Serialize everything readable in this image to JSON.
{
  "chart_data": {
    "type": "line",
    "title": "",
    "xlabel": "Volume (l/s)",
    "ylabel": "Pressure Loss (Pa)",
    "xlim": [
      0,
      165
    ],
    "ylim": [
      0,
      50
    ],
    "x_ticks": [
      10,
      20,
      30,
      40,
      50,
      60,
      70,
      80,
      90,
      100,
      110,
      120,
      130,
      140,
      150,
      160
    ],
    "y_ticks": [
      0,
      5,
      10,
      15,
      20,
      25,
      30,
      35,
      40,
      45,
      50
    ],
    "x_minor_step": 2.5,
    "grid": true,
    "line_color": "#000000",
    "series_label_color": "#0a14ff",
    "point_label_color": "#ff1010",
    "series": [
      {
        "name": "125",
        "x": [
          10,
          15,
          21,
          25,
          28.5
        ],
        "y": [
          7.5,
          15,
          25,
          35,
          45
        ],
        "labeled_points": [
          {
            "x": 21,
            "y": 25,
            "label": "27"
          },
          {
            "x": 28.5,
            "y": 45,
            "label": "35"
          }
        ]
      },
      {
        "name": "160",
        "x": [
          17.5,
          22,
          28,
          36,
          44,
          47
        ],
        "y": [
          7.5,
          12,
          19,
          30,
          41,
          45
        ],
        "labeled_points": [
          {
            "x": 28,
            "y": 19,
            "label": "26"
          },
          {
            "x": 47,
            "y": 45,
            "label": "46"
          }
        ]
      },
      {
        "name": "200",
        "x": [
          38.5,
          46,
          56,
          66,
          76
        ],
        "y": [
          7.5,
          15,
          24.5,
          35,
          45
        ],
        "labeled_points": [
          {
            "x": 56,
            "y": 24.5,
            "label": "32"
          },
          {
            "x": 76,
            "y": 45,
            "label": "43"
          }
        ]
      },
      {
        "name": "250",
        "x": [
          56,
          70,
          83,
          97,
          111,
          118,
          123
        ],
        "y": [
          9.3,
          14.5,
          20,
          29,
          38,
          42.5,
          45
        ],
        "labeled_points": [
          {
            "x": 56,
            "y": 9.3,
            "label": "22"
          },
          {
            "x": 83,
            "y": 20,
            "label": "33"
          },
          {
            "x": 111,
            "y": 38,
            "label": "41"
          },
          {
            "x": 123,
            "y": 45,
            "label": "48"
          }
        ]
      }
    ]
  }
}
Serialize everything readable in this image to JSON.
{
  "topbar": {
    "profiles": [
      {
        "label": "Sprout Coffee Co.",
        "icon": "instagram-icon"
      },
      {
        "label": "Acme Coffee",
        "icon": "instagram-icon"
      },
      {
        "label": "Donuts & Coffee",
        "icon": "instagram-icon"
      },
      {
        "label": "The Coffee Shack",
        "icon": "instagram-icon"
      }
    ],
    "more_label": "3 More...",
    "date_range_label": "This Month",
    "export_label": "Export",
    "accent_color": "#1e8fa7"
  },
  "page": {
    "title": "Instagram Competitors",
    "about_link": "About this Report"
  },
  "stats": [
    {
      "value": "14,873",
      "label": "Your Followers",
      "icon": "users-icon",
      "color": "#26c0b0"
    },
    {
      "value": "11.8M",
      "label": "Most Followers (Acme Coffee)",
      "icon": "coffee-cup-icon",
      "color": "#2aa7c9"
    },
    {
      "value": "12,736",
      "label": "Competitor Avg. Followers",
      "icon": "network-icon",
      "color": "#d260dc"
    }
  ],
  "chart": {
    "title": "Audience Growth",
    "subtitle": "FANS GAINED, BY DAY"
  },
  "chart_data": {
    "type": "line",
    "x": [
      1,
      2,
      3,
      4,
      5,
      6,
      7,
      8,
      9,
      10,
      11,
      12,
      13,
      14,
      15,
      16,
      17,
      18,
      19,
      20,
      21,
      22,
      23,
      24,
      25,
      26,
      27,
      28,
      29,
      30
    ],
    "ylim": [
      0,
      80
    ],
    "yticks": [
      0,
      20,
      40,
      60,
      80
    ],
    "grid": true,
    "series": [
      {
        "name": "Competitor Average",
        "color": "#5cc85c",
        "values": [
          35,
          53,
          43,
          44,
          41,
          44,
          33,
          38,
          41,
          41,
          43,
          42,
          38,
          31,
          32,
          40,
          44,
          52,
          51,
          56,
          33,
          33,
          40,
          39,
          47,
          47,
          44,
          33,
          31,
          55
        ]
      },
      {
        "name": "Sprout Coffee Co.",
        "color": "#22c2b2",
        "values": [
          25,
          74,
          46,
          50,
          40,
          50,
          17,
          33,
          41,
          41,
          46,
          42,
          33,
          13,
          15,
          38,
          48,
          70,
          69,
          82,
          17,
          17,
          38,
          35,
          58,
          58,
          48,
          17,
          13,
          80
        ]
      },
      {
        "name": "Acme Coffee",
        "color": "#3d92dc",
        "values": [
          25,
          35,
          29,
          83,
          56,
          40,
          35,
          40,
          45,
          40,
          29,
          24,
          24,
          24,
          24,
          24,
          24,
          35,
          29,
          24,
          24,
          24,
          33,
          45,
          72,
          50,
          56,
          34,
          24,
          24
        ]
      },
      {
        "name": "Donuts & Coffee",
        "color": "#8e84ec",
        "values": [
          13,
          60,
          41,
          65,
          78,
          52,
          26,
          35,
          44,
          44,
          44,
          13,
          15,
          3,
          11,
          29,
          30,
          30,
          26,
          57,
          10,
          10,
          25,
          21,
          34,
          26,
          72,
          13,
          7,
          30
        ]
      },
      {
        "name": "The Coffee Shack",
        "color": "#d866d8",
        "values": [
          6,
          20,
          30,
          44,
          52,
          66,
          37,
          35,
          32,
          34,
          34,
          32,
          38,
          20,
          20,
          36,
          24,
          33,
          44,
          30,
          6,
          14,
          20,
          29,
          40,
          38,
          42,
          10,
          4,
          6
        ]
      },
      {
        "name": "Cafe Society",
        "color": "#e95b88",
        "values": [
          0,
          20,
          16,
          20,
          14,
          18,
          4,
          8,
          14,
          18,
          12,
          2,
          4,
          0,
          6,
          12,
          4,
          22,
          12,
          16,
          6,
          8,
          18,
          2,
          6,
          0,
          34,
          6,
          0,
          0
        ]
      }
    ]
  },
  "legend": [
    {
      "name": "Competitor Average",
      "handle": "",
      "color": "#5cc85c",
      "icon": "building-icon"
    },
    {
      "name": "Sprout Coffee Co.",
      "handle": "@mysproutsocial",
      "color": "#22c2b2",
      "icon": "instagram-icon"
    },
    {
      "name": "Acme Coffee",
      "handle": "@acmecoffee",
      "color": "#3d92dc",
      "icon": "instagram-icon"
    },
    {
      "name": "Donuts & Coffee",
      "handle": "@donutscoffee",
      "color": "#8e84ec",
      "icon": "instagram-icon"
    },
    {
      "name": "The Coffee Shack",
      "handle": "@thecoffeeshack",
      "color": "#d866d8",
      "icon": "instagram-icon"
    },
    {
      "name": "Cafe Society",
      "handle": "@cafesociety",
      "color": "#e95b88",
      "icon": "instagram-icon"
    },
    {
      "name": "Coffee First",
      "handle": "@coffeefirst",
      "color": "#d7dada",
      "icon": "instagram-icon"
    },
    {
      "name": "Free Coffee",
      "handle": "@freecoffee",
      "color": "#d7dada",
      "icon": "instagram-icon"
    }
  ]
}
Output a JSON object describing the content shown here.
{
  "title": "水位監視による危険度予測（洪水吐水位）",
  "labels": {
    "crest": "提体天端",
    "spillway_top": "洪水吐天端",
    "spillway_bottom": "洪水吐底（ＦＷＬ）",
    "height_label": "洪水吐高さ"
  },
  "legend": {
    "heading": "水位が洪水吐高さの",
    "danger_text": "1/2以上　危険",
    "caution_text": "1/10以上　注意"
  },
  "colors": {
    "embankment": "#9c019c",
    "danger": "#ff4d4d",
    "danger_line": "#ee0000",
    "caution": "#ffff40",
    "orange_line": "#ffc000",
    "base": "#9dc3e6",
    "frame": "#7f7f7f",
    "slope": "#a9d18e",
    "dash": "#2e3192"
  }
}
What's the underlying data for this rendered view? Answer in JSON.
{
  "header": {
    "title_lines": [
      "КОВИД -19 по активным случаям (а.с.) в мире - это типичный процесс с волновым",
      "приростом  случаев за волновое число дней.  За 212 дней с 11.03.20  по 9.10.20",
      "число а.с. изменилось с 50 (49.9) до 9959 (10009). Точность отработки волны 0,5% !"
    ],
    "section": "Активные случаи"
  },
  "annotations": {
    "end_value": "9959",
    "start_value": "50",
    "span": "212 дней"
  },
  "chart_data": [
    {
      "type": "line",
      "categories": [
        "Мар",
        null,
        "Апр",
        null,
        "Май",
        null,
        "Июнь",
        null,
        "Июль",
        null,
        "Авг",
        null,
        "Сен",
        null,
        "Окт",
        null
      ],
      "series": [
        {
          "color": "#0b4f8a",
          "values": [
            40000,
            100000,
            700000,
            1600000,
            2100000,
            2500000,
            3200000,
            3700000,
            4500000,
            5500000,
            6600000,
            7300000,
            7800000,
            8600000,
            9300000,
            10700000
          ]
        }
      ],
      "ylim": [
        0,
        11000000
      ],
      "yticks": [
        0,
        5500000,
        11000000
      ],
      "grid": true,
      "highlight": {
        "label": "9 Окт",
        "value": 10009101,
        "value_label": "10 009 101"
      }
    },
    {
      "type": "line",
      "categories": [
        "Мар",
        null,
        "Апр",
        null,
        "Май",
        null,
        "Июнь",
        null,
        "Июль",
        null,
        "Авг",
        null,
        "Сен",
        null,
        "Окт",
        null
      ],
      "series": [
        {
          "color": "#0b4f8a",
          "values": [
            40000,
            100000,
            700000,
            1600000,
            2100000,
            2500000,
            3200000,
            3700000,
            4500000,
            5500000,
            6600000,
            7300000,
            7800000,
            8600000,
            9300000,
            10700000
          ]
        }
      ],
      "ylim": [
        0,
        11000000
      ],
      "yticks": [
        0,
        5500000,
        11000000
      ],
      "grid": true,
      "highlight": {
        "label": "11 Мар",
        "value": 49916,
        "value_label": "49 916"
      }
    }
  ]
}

════════

From the data above, work out how many lines contain the string "число" and reply with only the number.

(THE OUTPUT):
2